Aim of the exercise = If a line in the data holds the string "aaaadd", list it.

Figure record extracts:
╔══
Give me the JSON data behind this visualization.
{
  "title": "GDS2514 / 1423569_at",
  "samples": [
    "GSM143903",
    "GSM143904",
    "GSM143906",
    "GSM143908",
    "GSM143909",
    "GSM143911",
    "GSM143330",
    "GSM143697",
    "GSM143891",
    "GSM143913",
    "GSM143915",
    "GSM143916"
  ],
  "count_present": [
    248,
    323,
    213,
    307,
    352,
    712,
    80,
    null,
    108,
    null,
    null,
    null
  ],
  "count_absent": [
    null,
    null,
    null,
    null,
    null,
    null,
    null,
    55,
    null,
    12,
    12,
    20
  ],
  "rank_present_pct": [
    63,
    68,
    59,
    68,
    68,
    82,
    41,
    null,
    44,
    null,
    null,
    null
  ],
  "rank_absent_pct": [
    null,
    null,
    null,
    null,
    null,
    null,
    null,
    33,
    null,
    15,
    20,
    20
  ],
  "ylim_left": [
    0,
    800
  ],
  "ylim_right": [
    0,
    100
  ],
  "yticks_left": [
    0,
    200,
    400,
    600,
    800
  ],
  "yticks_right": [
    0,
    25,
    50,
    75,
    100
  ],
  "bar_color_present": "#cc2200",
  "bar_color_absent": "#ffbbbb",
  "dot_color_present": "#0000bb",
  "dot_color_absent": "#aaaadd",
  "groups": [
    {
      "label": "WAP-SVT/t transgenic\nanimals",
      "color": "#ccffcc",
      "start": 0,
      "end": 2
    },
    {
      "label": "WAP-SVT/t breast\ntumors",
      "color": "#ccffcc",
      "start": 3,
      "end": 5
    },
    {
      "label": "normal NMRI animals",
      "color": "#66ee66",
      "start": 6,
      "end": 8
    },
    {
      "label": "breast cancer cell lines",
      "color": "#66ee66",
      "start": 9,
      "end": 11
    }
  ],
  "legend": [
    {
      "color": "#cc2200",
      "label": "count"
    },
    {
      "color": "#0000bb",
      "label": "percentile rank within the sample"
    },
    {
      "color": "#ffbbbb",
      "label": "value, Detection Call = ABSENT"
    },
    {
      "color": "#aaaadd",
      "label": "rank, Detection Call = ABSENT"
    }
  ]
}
╚══
Answer area =
  "dot_color_absent": "#aaaadd",
      "color": "#aaaadd",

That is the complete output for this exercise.